━━ Data shown ━━
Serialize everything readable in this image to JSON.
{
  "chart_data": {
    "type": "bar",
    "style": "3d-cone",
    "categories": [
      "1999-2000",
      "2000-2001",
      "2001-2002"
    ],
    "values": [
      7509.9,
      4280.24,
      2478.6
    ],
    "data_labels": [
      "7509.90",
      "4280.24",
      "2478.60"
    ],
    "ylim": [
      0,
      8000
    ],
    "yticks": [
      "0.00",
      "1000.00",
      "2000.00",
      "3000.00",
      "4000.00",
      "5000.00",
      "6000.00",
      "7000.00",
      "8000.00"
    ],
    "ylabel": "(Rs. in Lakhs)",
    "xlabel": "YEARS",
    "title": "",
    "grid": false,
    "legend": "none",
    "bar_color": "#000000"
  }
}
━━━
» Written request
Reproduce every entry shown above, precisely as it stands.

» The response
Serialize everything readable in this image to JSON.
{
  "chart_data": {
    "type": "bar",
    "style": "3d-cone",
    "categories": [
      "1999-2000",
      "2000-2001",
      "2001-2002"
    ],
    "values": [
      7509.9,
      4280.24,
      2478.6
    ],
    "data_labels": [
      "7509.90",
      "4280.24",
      "2478.60"
    ],
    "ylim": [
      0,
      8000
    ],
    "yticks": [
      "0.00",
      "1000.00",
      "2000.00",
      "3000.00",
      "4000.00",
      "5000.00",
      "6000.00",
      "7000.00",
      "8000.00"
    ],
    "ylabel": "(Rs. in Lakhs)",
    "xlabel": "YEARS",
    "title": "",
    "grid": false,
    "legend": "none",
    "bar_color": "#000000"
  }
}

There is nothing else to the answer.